§ **Some records**
+ + + + + + +
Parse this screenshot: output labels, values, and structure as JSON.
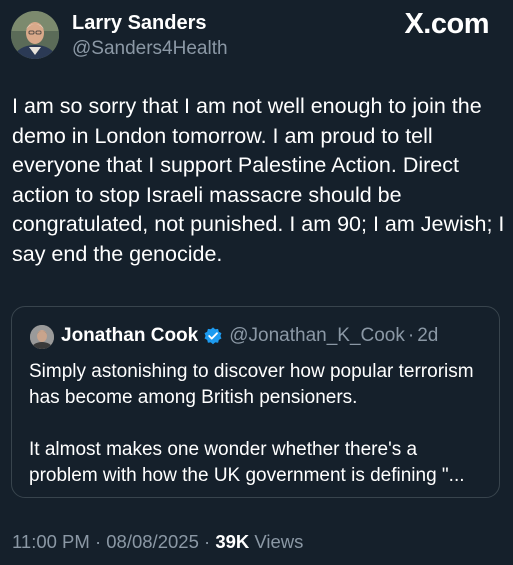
{
  "author": {
    "name": "Larry Sanders",
    "handle": "@Sanders4Health"
  },
  "source_logo": "X.com",
  "tweet": {
    "text": "I am so sorry that I am not well enough to join the demo in London tomorrow. I am proud to tell everyone that I support Palestine Action. Direct action to stop Israeli massacre should be congratulated, not punished. I am 90; I am Jewish; I say end the genocide."
  },
  "quoted_tweet": {
    "name": "Jonathan Cook",
    "handle": "@Jonathan_K_Cook",
    "separator": "·",
    "age": "2d",
    "paragraph_1": "Simply astonishing to discover how popular terrorism has become among British pensioners.",
    "paragraph_2": "It almost makes one wonder whether there's a problem with how the UK government is defining \"..."
  },
  "meta": {
    "time": "11:00 PM",
    "separator": "·",
    "date": "08/08/2025",
    "views_count": "39K",
    "views_label": "Views"
  },
  "colors": {
    "background": "#15202b",
    "primary_text": "#ffffff",
    "secondary_text": "#8b98a5",
    "border": "#38444d",
    "verified_badge": "#1d9bf0"
  },
  "icons": {
    "verified": "verified-badge-icon"
  }
}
+ + + + + + +
§ **Instructions to follow**
The records above need to be restated word for word, with the pictures left out.

§ **Completed exercise**
Parse this screenshot: output labels, values, and structure as JSON.
{
  "author": {
    "name": "Larry Sanders",
    "handle": "@Sanders4Health"
  },
  "source_logo": "X.com",
  "tweet": {
    "text": "I am so sorry that I am not well enough to join the demo in London tomorrow. I am proud to tell everyone that I support Palestine Action. Direct action to stop Israeli massacre should be congratulated, not punished. I am 90; I am Jewish; I say end the genocide."
  },
  "quoted_tweet": {
    "name": "Jonathan Cook",
    "handle": "@Jonathan_K_Cook",
    "separator": "·",
    "age": "2d",
    "paragraph_1": "Simply astonishing to discover how popular terrorism has become among British pensioners.",
    "paragraph_2": "It almost makes one wonder whether there's a problem with how the UK government is defining \"..."
  },
  "meta": {
    "time": "11:00 PM",
    "separator": "·",
    "date": "08/08/2025",
    "views_count": "39K",
    "views_label": "Views"
  },
  "colors": {
    "background": "#15202b",
    "primary_text": "#ffffff",
    "secondary_text": "#8b98a5",
    "border": "#38444d",
    "verified_badge": "#1d9bf0"
  },
  "icons": {
    "verified": "verified-badge-icon"
  }
}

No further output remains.